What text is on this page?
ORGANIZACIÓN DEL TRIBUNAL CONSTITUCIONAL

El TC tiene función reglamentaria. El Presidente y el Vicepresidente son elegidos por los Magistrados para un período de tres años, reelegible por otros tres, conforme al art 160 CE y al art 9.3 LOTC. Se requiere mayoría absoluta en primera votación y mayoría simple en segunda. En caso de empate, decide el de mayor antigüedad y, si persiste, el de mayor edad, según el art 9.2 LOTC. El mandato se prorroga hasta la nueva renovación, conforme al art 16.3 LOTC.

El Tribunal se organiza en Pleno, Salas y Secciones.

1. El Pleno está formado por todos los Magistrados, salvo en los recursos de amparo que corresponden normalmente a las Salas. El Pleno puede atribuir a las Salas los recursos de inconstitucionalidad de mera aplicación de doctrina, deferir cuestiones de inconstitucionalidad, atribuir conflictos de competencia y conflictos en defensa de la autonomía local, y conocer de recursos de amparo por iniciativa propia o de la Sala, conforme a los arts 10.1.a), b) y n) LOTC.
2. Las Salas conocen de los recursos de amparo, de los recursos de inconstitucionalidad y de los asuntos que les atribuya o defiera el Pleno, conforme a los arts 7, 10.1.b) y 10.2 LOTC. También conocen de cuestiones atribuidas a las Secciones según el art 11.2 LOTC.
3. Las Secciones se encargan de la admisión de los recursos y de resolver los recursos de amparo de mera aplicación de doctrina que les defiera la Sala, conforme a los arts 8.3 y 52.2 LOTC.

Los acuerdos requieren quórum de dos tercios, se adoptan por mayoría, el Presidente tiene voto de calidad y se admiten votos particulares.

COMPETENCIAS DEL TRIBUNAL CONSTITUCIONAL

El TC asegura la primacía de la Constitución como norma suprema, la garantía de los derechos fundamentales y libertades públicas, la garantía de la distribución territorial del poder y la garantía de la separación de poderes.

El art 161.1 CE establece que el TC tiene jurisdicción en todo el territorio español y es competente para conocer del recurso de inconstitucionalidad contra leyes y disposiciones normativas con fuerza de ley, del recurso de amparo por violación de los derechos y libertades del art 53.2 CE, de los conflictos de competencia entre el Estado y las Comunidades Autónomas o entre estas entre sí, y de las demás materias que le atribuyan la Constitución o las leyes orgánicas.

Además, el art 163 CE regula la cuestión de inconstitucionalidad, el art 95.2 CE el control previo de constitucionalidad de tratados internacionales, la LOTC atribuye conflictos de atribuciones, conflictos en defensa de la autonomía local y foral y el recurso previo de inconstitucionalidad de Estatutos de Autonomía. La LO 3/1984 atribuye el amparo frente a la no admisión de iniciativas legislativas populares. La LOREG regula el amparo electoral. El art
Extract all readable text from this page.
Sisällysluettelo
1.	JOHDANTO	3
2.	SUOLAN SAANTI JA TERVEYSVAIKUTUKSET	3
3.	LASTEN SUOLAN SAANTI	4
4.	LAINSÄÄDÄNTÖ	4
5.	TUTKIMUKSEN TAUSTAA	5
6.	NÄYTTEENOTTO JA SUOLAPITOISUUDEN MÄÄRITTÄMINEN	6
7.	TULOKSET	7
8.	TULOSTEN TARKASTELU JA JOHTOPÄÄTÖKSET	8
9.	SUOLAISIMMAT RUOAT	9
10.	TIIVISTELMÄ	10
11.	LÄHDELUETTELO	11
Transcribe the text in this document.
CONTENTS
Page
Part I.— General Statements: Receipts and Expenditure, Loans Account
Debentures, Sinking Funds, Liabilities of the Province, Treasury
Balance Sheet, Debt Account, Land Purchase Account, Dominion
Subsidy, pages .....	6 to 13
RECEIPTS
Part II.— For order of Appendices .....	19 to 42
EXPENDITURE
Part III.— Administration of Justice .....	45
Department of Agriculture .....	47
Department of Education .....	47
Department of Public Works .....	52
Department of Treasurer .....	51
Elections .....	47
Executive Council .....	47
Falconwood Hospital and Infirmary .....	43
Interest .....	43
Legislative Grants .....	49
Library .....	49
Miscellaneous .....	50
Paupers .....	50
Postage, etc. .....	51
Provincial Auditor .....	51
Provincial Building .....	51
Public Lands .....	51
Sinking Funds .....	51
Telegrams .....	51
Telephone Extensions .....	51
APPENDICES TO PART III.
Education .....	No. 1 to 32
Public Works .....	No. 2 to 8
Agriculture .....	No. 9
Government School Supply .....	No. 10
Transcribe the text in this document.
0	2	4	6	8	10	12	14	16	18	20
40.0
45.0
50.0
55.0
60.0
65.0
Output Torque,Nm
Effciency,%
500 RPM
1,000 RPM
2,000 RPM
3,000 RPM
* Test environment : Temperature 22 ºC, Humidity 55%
-- -- --
# What you have to do:
Find the string "this" in the records, then copy each line where it occurs.

# Result of the task:
What text is on this page?
Extract all readable text from this page.
Transcribe the text in this document.
Transcribe the text in this document.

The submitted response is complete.